* _REQUIRED TASK_: What is the number of lines in the entries that include the word "Click"? Respond with the number only.

........

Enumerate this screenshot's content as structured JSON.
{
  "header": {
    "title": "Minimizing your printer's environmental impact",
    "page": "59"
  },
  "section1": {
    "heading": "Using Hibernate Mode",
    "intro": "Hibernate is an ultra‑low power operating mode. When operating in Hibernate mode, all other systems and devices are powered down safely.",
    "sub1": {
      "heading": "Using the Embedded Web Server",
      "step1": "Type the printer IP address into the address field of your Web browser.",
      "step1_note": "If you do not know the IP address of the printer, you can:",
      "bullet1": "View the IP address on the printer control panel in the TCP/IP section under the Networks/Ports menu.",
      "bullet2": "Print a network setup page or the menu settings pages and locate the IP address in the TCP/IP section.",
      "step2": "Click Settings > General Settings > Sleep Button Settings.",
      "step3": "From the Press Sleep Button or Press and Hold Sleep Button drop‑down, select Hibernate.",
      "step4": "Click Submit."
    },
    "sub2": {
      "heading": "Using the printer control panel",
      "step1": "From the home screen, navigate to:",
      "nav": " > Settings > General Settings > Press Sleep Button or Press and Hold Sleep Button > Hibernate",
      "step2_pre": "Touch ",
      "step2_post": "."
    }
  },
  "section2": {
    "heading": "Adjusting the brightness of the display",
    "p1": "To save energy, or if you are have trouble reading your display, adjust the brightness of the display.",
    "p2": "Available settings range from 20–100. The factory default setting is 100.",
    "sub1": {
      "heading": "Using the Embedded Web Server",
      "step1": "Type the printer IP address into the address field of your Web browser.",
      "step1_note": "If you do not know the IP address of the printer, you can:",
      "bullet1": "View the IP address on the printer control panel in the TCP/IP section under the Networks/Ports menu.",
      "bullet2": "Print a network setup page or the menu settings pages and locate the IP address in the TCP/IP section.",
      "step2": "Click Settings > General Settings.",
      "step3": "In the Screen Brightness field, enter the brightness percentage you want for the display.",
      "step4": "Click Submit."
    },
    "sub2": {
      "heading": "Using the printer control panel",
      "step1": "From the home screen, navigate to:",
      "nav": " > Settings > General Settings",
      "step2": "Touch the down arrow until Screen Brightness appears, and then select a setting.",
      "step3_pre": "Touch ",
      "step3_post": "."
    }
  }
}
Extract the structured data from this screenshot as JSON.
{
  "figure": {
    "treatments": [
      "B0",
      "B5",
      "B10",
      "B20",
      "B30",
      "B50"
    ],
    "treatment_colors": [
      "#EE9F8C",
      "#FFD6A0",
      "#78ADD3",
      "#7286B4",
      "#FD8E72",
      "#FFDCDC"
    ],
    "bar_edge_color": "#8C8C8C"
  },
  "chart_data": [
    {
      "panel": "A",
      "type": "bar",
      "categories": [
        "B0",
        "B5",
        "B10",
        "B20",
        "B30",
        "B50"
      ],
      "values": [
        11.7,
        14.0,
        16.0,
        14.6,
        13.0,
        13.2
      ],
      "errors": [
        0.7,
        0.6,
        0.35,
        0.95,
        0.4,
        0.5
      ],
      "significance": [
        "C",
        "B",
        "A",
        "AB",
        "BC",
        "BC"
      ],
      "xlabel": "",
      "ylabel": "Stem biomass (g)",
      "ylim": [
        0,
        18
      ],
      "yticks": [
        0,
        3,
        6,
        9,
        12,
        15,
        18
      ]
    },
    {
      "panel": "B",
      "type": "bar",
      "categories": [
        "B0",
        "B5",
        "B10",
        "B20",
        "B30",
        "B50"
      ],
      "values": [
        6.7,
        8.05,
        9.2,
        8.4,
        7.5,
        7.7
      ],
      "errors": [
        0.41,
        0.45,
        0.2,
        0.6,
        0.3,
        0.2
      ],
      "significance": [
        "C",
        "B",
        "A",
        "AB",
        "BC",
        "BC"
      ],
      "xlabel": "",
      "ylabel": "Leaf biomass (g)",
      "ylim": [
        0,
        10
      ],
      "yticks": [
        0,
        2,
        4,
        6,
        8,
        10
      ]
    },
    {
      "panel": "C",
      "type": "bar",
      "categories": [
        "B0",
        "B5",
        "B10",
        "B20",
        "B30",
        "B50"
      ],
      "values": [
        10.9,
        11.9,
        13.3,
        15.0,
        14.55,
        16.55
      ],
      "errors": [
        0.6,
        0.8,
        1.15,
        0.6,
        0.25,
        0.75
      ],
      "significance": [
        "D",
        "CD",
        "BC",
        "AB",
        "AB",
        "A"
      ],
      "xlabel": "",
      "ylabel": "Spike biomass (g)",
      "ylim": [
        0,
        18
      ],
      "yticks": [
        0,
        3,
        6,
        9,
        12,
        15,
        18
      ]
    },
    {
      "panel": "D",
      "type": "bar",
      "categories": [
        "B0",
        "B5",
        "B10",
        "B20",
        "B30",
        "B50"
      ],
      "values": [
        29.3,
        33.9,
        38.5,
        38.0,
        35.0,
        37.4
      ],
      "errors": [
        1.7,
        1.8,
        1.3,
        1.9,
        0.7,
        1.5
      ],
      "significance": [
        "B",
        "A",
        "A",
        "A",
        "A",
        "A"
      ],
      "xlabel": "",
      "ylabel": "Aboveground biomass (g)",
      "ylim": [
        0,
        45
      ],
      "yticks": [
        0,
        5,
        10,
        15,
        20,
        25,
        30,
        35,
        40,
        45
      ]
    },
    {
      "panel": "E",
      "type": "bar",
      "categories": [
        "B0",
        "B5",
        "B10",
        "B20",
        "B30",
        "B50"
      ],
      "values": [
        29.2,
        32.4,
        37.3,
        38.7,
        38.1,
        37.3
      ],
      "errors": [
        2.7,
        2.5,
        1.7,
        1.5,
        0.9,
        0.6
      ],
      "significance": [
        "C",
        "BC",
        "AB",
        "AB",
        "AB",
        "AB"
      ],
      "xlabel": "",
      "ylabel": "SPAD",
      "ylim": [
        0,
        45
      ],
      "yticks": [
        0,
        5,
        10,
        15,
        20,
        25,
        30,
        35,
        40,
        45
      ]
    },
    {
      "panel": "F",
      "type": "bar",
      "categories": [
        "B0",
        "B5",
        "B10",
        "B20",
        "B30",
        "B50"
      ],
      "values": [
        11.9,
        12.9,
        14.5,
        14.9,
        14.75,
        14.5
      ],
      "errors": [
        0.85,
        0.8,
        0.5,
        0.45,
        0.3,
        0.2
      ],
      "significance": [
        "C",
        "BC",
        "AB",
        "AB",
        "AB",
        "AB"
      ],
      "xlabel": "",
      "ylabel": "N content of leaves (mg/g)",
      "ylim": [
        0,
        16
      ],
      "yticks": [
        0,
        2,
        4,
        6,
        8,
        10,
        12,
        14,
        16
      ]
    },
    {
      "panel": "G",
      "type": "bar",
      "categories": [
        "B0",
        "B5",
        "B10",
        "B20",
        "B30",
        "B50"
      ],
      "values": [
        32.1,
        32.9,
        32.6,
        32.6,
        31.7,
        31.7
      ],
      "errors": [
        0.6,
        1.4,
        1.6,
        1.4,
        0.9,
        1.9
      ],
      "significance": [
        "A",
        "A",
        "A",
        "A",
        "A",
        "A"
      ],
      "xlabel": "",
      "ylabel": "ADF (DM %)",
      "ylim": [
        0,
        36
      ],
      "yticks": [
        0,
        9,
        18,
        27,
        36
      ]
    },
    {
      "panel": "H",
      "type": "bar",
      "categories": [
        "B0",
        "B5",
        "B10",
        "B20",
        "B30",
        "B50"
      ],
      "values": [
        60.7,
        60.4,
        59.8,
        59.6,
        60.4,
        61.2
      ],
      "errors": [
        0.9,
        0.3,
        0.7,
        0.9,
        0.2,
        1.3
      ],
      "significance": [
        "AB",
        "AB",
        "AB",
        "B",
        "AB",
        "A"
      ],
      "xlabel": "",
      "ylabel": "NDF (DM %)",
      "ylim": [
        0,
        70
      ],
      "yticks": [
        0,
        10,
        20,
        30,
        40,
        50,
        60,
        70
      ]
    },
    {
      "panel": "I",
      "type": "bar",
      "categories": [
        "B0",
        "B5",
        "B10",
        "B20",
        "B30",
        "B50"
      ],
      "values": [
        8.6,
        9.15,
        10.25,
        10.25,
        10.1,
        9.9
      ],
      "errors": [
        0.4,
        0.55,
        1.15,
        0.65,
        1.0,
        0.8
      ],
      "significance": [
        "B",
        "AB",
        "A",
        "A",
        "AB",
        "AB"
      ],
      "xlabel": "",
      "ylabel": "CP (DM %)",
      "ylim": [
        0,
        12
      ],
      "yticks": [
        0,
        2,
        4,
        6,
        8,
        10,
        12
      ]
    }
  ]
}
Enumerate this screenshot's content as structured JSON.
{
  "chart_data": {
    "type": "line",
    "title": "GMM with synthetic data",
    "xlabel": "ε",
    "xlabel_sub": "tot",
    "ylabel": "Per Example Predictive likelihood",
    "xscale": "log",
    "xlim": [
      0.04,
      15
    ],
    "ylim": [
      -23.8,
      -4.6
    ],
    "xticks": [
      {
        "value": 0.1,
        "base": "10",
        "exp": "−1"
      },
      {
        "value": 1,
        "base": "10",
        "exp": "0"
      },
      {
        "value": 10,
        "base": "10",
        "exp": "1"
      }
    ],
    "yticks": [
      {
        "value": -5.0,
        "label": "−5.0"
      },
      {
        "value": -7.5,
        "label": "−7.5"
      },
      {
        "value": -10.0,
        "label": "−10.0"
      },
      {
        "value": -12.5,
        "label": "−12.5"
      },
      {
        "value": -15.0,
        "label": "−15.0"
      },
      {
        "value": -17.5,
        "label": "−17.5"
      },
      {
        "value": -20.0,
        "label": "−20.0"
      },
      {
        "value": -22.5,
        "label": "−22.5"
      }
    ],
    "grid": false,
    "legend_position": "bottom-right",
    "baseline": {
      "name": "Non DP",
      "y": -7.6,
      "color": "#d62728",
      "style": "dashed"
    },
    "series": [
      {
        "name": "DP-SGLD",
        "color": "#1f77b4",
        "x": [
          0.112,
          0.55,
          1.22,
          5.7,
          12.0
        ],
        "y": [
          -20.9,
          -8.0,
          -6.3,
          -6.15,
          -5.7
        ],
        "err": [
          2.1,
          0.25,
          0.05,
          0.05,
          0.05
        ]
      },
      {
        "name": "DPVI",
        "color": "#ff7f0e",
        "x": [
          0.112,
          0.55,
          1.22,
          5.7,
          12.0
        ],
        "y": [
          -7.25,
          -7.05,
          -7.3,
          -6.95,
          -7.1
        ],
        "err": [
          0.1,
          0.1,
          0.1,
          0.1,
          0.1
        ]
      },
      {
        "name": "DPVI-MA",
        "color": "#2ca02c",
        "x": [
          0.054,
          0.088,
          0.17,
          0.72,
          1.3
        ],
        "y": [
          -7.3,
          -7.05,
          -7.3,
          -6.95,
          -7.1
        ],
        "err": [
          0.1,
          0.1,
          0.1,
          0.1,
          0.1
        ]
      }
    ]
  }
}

........

* _TASK RESULT_: 4